start Stored records

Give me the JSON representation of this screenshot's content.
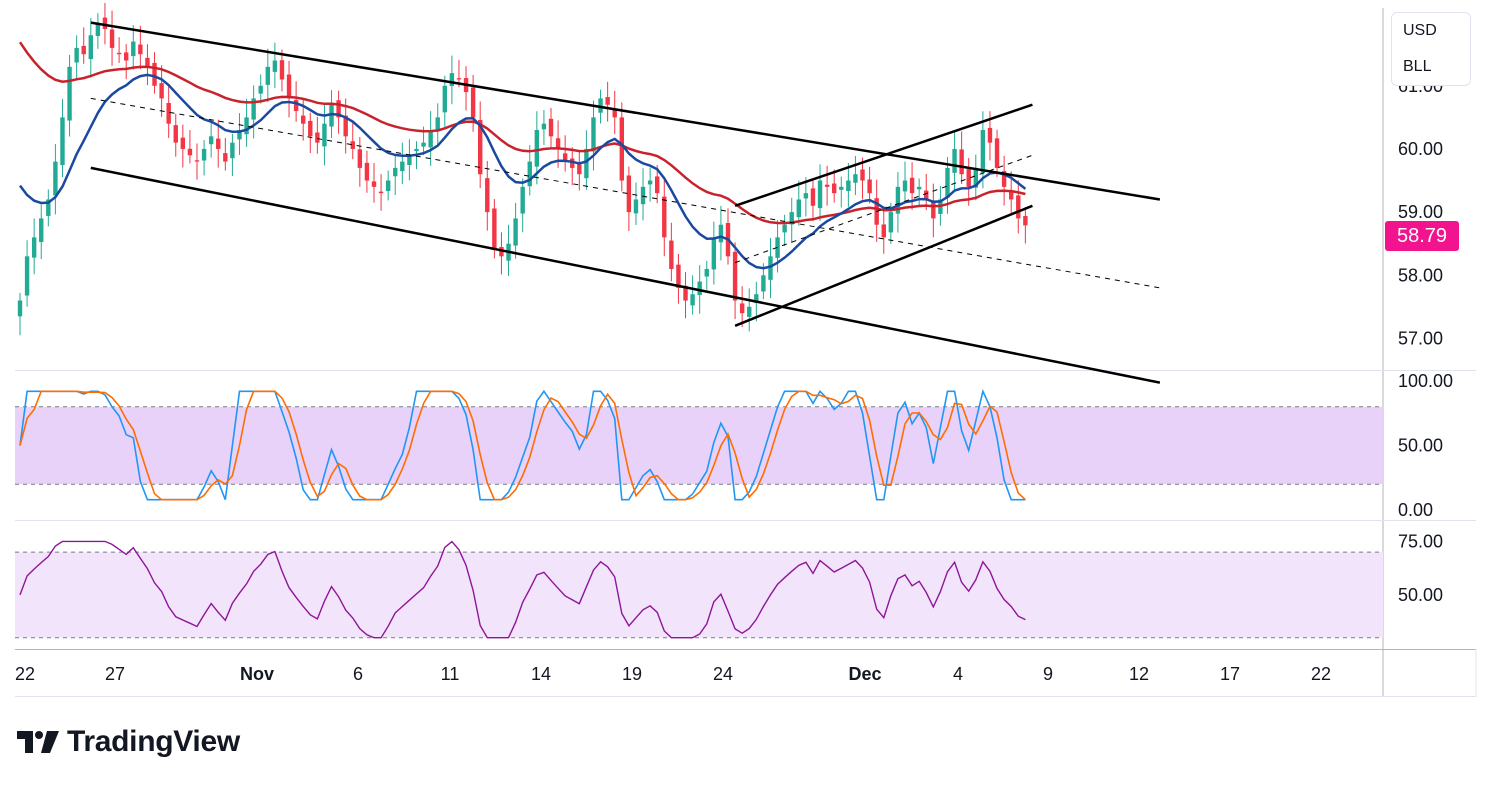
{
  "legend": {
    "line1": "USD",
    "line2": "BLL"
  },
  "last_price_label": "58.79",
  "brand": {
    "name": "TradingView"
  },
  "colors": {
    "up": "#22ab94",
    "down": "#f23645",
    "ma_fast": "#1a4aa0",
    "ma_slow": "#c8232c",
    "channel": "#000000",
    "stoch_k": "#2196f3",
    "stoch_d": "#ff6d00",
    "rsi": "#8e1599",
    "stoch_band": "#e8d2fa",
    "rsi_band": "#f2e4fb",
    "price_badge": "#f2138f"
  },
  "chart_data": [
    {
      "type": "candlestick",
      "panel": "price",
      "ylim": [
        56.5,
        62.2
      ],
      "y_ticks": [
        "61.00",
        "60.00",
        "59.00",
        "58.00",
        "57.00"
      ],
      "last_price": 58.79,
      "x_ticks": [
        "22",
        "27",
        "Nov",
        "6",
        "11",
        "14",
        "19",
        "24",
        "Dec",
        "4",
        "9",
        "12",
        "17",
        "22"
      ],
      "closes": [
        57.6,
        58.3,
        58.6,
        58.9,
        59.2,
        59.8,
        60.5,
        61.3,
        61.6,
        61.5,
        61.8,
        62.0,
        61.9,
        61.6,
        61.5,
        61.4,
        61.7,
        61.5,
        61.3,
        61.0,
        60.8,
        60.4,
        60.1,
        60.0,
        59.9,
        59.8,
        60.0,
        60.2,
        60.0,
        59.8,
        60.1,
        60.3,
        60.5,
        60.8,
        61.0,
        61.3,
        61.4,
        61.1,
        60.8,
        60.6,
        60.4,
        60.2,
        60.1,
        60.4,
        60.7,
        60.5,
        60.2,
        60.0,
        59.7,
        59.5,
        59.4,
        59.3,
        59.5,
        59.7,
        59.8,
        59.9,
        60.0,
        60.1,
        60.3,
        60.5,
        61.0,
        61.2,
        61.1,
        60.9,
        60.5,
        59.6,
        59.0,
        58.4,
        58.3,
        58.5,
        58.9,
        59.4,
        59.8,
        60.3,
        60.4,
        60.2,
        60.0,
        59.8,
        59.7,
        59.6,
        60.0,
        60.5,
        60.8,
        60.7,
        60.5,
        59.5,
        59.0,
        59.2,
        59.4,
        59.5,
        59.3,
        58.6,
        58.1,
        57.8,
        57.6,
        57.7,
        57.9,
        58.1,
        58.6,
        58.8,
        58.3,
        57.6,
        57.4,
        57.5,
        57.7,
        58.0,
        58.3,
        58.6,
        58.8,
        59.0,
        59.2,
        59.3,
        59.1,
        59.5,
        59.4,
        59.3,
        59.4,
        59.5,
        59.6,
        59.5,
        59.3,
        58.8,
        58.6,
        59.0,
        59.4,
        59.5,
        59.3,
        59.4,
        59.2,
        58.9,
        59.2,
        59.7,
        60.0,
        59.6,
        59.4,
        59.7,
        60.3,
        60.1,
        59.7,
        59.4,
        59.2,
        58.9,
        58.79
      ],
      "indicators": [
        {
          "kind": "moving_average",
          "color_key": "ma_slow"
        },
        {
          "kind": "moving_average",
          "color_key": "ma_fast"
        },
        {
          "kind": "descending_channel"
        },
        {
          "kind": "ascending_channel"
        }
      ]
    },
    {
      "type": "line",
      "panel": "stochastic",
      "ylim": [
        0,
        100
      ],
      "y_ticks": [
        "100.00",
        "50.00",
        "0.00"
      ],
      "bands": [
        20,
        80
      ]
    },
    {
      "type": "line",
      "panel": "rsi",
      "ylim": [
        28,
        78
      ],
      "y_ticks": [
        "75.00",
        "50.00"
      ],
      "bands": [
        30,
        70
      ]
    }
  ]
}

end Stored records

- Aim of the exercise:
Transcribe every line from the records above without alteration, and leave out the images.

- Exercise output:
Give me the JSON representation of this screenshot's content.
{
  "legend": {
    "line1": "USD",
    "line2": "BLL"
  },
  "last_price_label": "58.79",
  "brand": {
    "name": "TradingView"
  },
  "colors": {
    "up": "#22ab94",
    "down": "#f23645",
    "ma_fast": "#1a4aa0",
    "ma_slow": "#c8232c",
    "channel": "#000000",
    "stoch_k": "#2196f3",
    "stoch_d": "#ff6d00",
    "rsi": "#8e1599",
    "stoch_band": "#e8d2fa",
    "rsi_band": "#f2e4fb",
    "price_badge": "#f2138f"
  },
  "chart_data": [
    {
      "type": "candlestick",
      "panel": "price",
      "ylim": [
        56.5,
        62.2
      ],
      "y_ticks": [
        "61.00",
        "60.00",
        "59.00",
        "58.00",
        "57.00"
      ],
      "last_price": 58.79,
      "x_ticks": [
        "22",
        "27",
        "Nov",
        "6",
        "11",
        "14",
        "19",
        "24",
        "Dec",
        "4",
        "9",
        "12",
        "17",
        "22"
      ],
      "closes": [
        57.6,
        58.3,
        58.6,
        58.9,
        59.2,
        59.8,
        60.5,
        61.3,
        61.6,
        61.5,
        61.8,
        62.0,
        61.9,
        61.6,
        61.5,
        61.4,
        61.7,
        61.5,
        61.3,
        61.0,
        60.8,
        60.4,
        60.1,
        60.0,
        59.9,
        59.8,
        60.0,
        60.2,
        60.0,
        59.8,
        60.1,
        60.3,
        60.5,
        60.8,
        61.0,
        61.3,
        61.4,
        61.1,
        60.8,
        60.6,
        60.4,
        60.2,
        60.1,
        60.4,
        60.7,
        60.5,
        60.2,
        60.0,
        59.7,
        59.5,
        59.4,
        59.3,
        59.5,
        59.7,
        59.8,
        59.9,
        60.0,
        60.1,
        60.3,
        60.5,
        61.0,
        61.2,
        61.1,
        60.9,
        60.5,
        59.6,
        59.0,
        58.4,
        58.3,
        58.5,
        58.9,
        59.4,
        59.8,
        60.3,
        60.4,
        60.2,
        60.0,
        59.8,
        59.7,
        59.6,
        60.0,
        60.5,
        60.8,
        60.7,
        60.5,
        59.5,
        59.0,
        59.2,
        59.4,
        59.5,
        59.3,
        58.6,
        58.1,
        57.8,
        57.6,
        57.7,
        57.9,
        58.1,
        58.6,
        58.8,
        58.3,
        57.6,
        57.4,
        57.5,
        57.7,
        58.0,
        58.3,
        58.6,
        58.8,
        59.0,
        59.2,
        59.3,
        59.1,
        59.5,
        59.4,
        59.3,
        59.4,
        59.5,
        59.6,
        59.5,
        59.3,
        58.8,
        58.6,
        59.0,
        59.4,
        59.5,
        59.3,
        59.4,
        59.2,
        58.9,
        59.2,
        59.7,
        60.0,
        59.6,
        59.4,
        59.7,
        60.3,
        60.1,
        59.7,
        59.4,
        59.2,
        58.9,
        58.79
      ],
      "indicators": [
        {
          "kind": "moving_average",
          "color_key": "ma_slow"
        },
        {
          "kind": "moving_average",
          "color_key": "ma_fast"
        },
        {
          "kind": "descending_channel"
        },
        {
          "kind": "ascending_channel"
        }
      ]
    },
    {
      "type": "line",
      "panel": "stochastic",
      "ylim": [
        0,
        100
      ],
      "y_ticks": [
        "100.00",
        "50.00",
        "0.00"
      ],
      "bands": [
        20,
        80
      ]
    },
    {
      "type": "line",
      "panel": "rsi",
      "ylim": [
        28,
        78
      ],
      "y_ticks": [
        "75.00",
        "50.00"
      ],
      "bands": [
        30,
        70
      ]
    }
  ]
}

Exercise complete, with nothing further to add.